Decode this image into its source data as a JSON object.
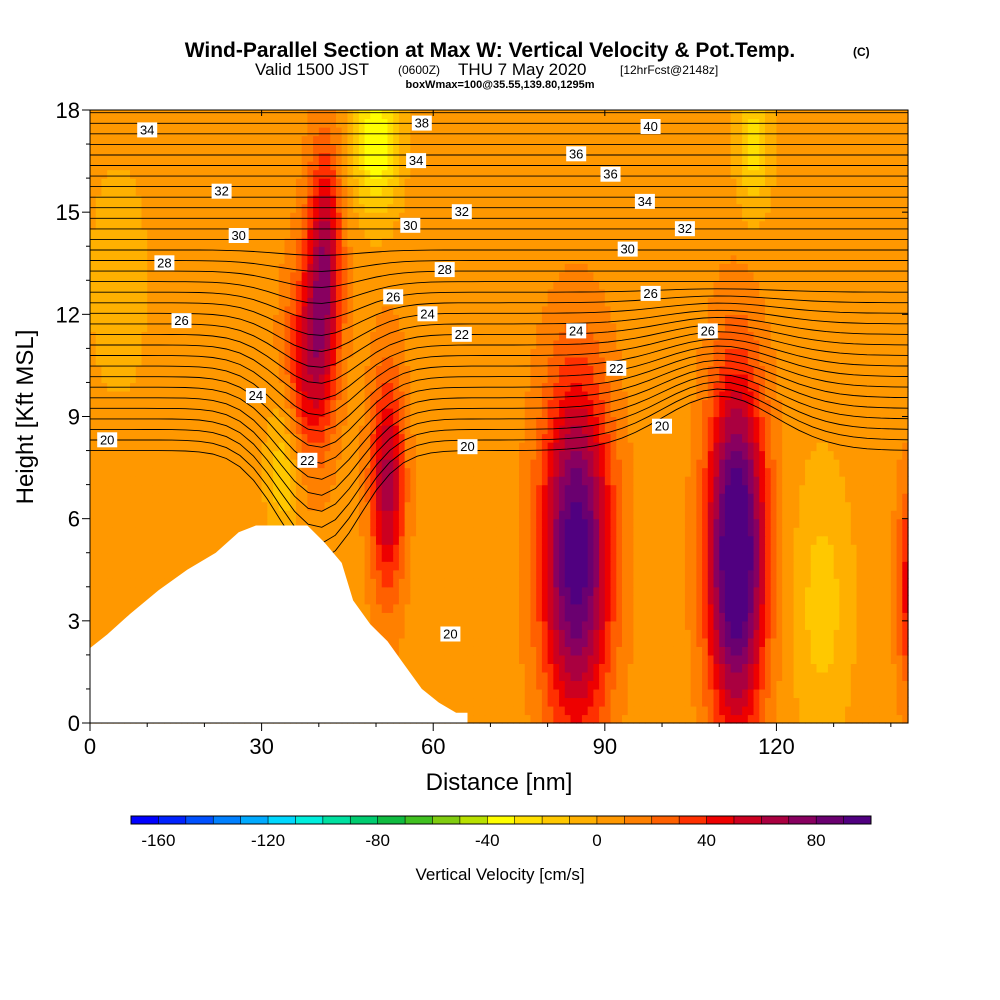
{
  "titles": {
    "main": "Wind-Parallel Section at Max W: Vertical Velocity & Pot.Temp.",
    "copyright": "(C)",
    "valid_prefix": "Valid 1500 JST",
    "valid_utc": "(0600Z)",
    "valid_suffix": "THU 7 May 2020",
    "forecast": "[12hrFcst@2148z]",
    "box": "boxWmax=100@35.55,139.80,1295m"
  },
  "chart_data": {
    "type": "heatmap",
    "xlabel": "Distance [nm]",
    "ylabel": "Height [Kft MSL]",
    "xlim": [
      0,
      143
    ],
    "ylim": [
      0,
      18
    ],
    "x_ticks": [
      0,
      30,
      60,
      90,
      120
    ],
    "y_ticks": [
      0,
      3,
      6,
      9,
      12,
      15,
      18
    ],
    "colorbar": {
      "label": "Vertical Velocity [cm/s]",
      "min": -170,
      "max": 100,
      "step": 10,
      "tick_values": [
        -160,
        -120,
        -80,
        -40,
        0,
        40,
        80
      ],
      "tick_labels": [
        "-160",
        "-120",
        "-80",
        "-40",
        "0",
        "40",
        "80"
      ],
      "colors": [
        "#0000ff",
        "#0022ff",
        "#0050ff",
        "#0080ff",
        "#00aaff",
        "#00d8ff",
        "#00eedd",
        "#00e0a0",
        "#00cc70",
        "#10bb40",
        "#40c020",
        "#80cc10",
        "#b8e000",
        "#ffff00",
        "#ffe000",
        "#ffc800",
        "#ffb000",
        "#ff9800",
        "#ff8000",
        "#ff6000",
        "#ff3000",
        "#ee0000",
        "#cc0020",
        "#aa0040",
        "#880060",
        "#6a0070",
        "#500080"
      ]
    },
    "terrain": [
      [
        0,
        2.2
      ],
      [
        3,
        2.6
      ],
      [
        7,
        3.2
      ],
      [
        12,
        3.9
      ],
      [
        17,
        4.5
      ],
      [
        22,
        5.0
      ],
      [
        26,
        5.6
      ],
      [
        29,
        5.8
      ],
      [
        38,
        5.8
      ],
      [
        41,
        5.3
      ],
      [
        44,
        4.7
      ],
      [
        46,
        3.6
      ],
      [
        49,
        2.9
      ],
      [
        52,
        2.4
      ],
      [
        55,
        1.7
      ],
      [
        58,
        1.0
      ],
      [
        61,
        0.6
      ],
      [
        64,
        0.3
      ],
      [
        66,
        0.3
      ]
    ],
    "w_centers": [
      {
        "x": 41,
        "y": 13.5,
        "w": 60,
        "rx": 3,
        "ry": 3.5
      },
      {
        "x": 38,
        "y": 10.5,
        "w": 45,
        "rx": 4,
        "ry": 3
      },
      {
        "x": 34,
        "y": 7.5,
        "w": -25,
        "rx": 3,
        "ry": 2.2
      },
      {
        "x": 50,
        "y": 17,
        "w": -45,
        "rx": 4,
        "ry": 2
      },
      {
        "x": 52,
        "y": 7,
        "w": 60,
        "rx": 3,
        "ry": 3.3
      },
      {
        "x": 85,
        "y": 5,
        "w": 95,
        "rx": 6,
        "ry": 5
      },
      {
        "x": 113,
        "y": 5,
        "w": 110,
        "rx": 5,
        "ry": 5
      },
      {
        "x": 128,
        "y": 3.5,
        "w": -20,
        "rx": 5,
        "ry": 4
      },
      {
        "x": 116,
        "y": 17,
        "w": -30,
        "rx": 3,
        "ry": 2
      },
      {
        "x": 5,
        "y": 13,
        "w": -10,
        "rx": 6,
        "ry": 4
      },
      {
        "x": 143,
        "y": 4,
        "w": 40,
        "rx": 2,
        "ry": 3
      }
    ],
    "w_background": 5,
    "theta_levels": [
      20,
      22,
      24,
      26,
      28,
      30,
      32,
      34,
      36,
      38,
      40
    ],
    "contour_labels": [
      {
        "text": "34",
        "x": 10,
        "y": 17.4
      },
      {
        "text": "32",
        "x": 23,
        "y": 15.6
      },
      {
        "text": "30",
        "x": 26,
        "y": 14.3
      },
      {
        "text": "28",
        "x": 13,
        "y": 13.5
      },
      {
        "text": "26",
        "x": 16,
        "y": 11.8
      },
      {
        "text": "24",
        "x": 29,
        "y": 9.6
      },
      {
        "text": "22",
        "x": 38,
        "y": 7.7
      },
      {
        "text": "20",
        "x": 3,
        "y": 8.3
      },
      {
        "text": "38",
        "x": 58,
        "y": 17.6
      },
      {
        "text": "34",
        "x": 57,
        "y": 16.5
      },
      {
        "text": "32",
        "x": 65,
        "y": 15.0
      },
      {
        "text": "30",
        "x": 56,
        "y": 14.6
      },
      {
        "text": "28",
        "x": 62,
        "y": 13.3
      },
      {
        "text": "26",
        "x": 53,
        "y": 12.5
      },
      {
        "text": "24",
        "x": 59,
        "y": 12.0
      },
      {
        "text": "22",
        "x": 65,
        "y": 11.4
      },
      {
        "text": "36",
        "x": 85,
        "y": 16.7
      },
      {
        "text": "36",
        "x": 91,
        "y": 16.1
      },
      {
        "text": "40",
        "x": 98,
        "y": 17.5
      },
      {
        "text": "34",
        "x": 97,
        "y": 15.3
      },
      {
        "text": "32",
        "x": 104,
        "y": 14.5
      },
      {
        "text": "30",
        "x": 94,
        "y": 13.9
      },
      {
        "text": "26",
        "x": 98,
        "y": 12.6
      },
      {
        "text": "24",
        "x": 85,
        "y": 11.5
      },
      {
        "text": "26",
        "x": 108,
        "y": 11.5
      },
      {
        "text": "22",
        "x": 92,
        "y": 10.4
      },
      {
        "text": "20",
        "x": 100,
        "y": 8.7
      },
      {
        "text": "20",
        "x": 66,
        "y": 8.1
      },
      {
        "text": "20",
        "x": 63,
        "y": 2.6
      }
    ]
  }
}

+ + + + + + +

_Task goal_
Only lines holding the string "Velocity" are wanted; gather each one from the entries above.

_Exercise solution_
    "main": "Wind-Parallel Section at Max W: Vertical Velocity & Pot.Temp.",
      "label": "Vertical Velocity [cm/s]",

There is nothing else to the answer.